TASK STATEMENT
Images embedded in the records are excluded; print everything else exactly as given.

** begin **

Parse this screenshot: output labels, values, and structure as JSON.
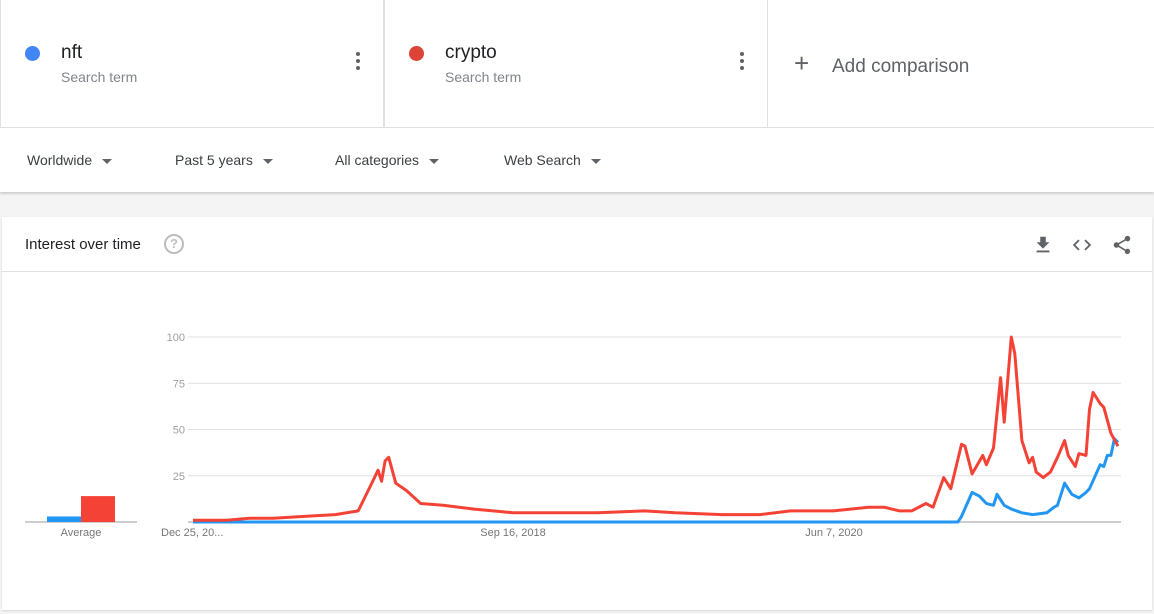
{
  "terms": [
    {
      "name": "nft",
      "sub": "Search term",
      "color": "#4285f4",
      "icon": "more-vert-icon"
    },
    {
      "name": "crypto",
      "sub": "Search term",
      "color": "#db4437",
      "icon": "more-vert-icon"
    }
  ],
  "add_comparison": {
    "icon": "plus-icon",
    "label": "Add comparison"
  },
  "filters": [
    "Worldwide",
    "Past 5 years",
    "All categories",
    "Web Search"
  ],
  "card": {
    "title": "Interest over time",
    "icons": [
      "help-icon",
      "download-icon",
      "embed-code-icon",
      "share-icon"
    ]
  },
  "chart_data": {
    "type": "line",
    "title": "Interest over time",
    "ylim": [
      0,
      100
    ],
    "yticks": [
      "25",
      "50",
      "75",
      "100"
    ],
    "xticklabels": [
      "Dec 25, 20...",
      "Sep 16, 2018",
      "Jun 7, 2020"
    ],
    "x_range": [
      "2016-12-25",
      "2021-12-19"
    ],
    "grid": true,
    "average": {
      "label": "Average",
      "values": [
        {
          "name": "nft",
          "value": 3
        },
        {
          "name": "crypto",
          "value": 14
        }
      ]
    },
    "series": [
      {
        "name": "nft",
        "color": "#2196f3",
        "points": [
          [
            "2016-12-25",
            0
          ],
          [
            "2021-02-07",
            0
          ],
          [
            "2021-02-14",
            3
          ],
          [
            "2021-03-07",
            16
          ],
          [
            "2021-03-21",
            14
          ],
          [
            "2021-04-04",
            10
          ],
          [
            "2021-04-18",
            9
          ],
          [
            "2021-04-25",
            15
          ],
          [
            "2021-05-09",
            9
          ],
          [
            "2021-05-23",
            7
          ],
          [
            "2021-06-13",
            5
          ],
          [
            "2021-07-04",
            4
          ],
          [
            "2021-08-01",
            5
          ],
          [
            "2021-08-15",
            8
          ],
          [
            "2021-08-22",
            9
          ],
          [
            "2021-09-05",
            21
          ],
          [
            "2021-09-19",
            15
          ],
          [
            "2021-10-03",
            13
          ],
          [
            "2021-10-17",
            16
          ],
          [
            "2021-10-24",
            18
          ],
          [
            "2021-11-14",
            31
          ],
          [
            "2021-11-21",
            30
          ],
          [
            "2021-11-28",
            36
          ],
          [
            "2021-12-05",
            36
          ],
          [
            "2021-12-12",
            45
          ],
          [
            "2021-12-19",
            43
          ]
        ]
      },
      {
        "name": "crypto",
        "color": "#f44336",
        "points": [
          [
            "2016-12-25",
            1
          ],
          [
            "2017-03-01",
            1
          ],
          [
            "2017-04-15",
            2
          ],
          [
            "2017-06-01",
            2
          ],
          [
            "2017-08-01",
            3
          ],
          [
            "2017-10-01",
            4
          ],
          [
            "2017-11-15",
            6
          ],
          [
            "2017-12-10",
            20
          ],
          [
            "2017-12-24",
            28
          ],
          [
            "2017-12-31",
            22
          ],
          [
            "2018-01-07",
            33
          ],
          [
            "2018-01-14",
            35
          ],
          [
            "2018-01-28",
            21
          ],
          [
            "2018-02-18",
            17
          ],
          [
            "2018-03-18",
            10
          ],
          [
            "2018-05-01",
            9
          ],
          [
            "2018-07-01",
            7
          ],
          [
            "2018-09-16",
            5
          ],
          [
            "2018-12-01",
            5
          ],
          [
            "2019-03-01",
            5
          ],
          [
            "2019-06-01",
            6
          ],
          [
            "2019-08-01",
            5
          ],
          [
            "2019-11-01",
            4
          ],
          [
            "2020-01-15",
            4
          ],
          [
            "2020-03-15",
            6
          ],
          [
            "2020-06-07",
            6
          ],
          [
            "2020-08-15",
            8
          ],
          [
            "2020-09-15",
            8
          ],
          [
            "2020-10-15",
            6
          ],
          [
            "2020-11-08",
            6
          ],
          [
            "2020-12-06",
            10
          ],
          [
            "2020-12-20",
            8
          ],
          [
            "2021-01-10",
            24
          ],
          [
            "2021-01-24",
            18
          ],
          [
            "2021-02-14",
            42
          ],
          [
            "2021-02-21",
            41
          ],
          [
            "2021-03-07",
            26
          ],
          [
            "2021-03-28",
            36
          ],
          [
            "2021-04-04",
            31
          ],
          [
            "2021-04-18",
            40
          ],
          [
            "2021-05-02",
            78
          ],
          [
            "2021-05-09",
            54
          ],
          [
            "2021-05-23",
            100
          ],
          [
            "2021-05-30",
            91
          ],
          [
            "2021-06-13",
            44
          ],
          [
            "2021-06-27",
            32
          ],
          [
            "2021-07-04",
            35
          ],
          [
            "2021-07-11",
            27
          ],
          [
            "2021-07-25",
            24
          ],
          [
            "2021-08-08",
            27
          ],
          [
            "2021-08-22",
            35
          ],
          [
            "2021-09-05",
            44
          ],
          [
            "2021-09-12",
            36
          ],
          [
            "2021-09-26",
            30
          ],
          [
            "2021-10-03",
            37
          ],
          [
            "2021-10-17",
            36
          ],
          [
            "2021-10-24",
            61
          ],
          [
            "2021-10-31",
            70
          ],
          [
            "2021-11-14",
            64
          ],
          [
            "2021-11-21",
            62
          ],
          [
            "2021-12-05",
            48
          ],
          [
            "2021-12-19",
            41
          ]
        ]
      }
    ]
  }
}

** end **

WORKED SOLUTION
Parse this screenshot: output labels, values, and structure as JSON.
{
  "terms": [
    {
      "name": "nft",
      "sub": "Search term",
      "color": "#4285f4",
      "icon": "more-vert-icon"
    },
    {
      "name": "crypto",
      "sub": "Search term",
      "color": "#db4437",
      "icon": "more-vert-icon"
    }
  ],
  "add_comparison": {
    "icon": "plus-icon",
    "label": "Add comparison"
  },
  "filters": [
    "Worldwide",
    "Past 5 years",
    "All categories",
    "Web Search"
  ],
  "card": {
    "title": "Interest over time",
    "icons": [
      "help-icon",
      "download-icon",
      "embed-code-icon",
      "share-icon"
    ]
  },
  "chart_data": {
    "type": "line",
    "title": "Interest over time",
    "ylim": [
      0,
      100
    ],
    "yticks": [
      "25",
      "50",
      "75",
      "100"
    ],
    "xticklabels": [
      "Dec 25, 20...",
      "Sep 16, 2018",
      "Jun 7, 2020"
    ],
    "x_range": [
      "2016-12-25",
      "2021-12-19"
    ],
    "grid": true,
    "average": {
      "label": "Average",
      "values": [
        {
          "name": "nft",
          "value": 3
        },
        {
          "name": "crypto",
          "value": 14
        }
      ]
    },
    "series": [
      {
        "name": "nft",
        "color": "#2196f3",
        "points": [
          [
            "2016-12-25",
            0
          ],
          [
            "2021-02-07",
            0
          ],
          [
            "2021-02-14",
            3
          ],
          [
            "2021-03-07",
            16
          ],
          [
            "2021-03-21",
            14
          ],
          [
            "2021-04-04",
            10
          ],
          [
            "2021-04-18",
            9
          ],
          [
            "2021-04-25",
            15
          ],
          [
            "2021-05-09",
            9
          ],
          [
            "2021-05-23",
            7
          ],
          [
            "2021-06-13",
            5
          ],
          [
            "2021-07-04",
            4
          ],
          [
            "2021-08-01",
            5
          ],
          [
            "2021-08-15",
            8
          ],
          [
            "2021-08-22",
            9
          ],
          [
            "2021-09-05",
            21
          ],
          [
            "2021-09-19",
            15
          ],
          [
            "2021-10-03",
            13
          ],
          [
            "2021-10-17",
            16
          ],
          [
            "2021-10-24",
            18
          ],
          [
            "2021-11-14",
            31
          ],
          [
            "2021-11-21",
            30
          ],
          [
            "2021-11-28",
            36
          ],
          [
            "2021-12-05",
            36
          ],
          [
            "2021-12-12",
            45
          ],
          [
            "2021-12-19",
            43
          ]
        ]
      },
      {
        "name": "crypto",
        "color": "#f44336",
        "points": [
          [
            "2016-12-25",
            1
          ],
          [
            "2017-03-01",
            1
          ],
          [
            "2017-04-15",
            2
          ],
          [
            "2017-06-01",
            2
          ],
          [
            "2017-08-01",
            3
          ],
          [
            "2017-10-01",
            4
          ],
          [
            "2017-11-15",
            6
          ],
          [
            "2017-12-10",
            20
          ],
          [
            "2017-12-24",
            28
          ],
          [
            "2017-12-31",
            22
          ],
          [
            "2018-01-07",
            33
          ],
          [
            "2018-01-14",
            35
          ],
          [
            "2018-01-28",
            21
          ],
          [
            "2018-02-18",
            17
          ],
          [
            "2018-03-18",
            10
          ],
          [
            "2018-05-01",
            9
          ],
          [
            "2018-07-01",
            7
          ],
          [
            "2018-09-16",
            5
          ],
          [
            "2018-12-01",
            5
          ],
          [
            "2019-03-01",
            5
          ],
          [
            "2019-06-01",
            6
          ],
          [
            "2019-08-01",
            5
          ],
          [
            "2019-11-01",
            4
          ],
          [
            "2020-01-15",
            4
          ],
          [
            "2020-03-15",
            6
          ],
          [
            "2020-06-07",
            6
          ],
          [
            "2020-08-15",
            8
          ],
          [
            "2020-09-15",
            8
          ],
          [
            "2020-10-15",
            6
          ],
          [
            "2020-11-08",
            6
          ],
          [
            "2020-12-06",
            10
          ],
          [
            "2020-12-20",
            8
          ],
          [
            "2021-01-10",
            24
          ],
          [
            "2021-01-24",
            18
          ],
          [
            "2021-02-14",
            42
          ],
          [
            "2021-02-21",
            41
          ],
          [
            "2021-03-07",
            26
          ],
          [
            "2021-03-28",
            36
          ],
          [
            "2021-04-04",
            31
          ],
          [
            "2021-04-18",
            40
          ],
          [
            "2021-05-02",
            78
          ],
          [
            "2021-05-09",
            54
          ],
          [
            "2021-05-23",
            100
          ],
          [
            "2021-05-30",
            91
          ],
          [
            "2021-06-13",
            44
          ],
          [
            "2021-06-27",
            32
          ],
          [
            "2021-07-04",
            35
          ],
          [
            "2021-07-11",
            27
          ],
          [
            "2021-07-25",
            24
          ],
          [
            "2021-08-08",
            27
          ],
          [
            "2021-08-22",
            35
          ],
          [
            "2021-09-05",
            44
          ],
          [
            "2021-09-12",
            36
          ],
          [
            "2021-09-26",
            30
          ],
          [
            "2021-10-03",
            37
          ],
          [
            "2021-10-17",
            36
          ],
          [
            "2021-10-24",
            61
          ],
          [
            "2021-10-31",
            70
          ],
          [
            "2021-11-14",
            64
          ],
          [
            "2021-11-21",
            62
          ],
          [
            "2021-12-05",
            48
          ],
          [
            "2021-12-19",
            41
          ]
        ]
      }
    ]
  }
}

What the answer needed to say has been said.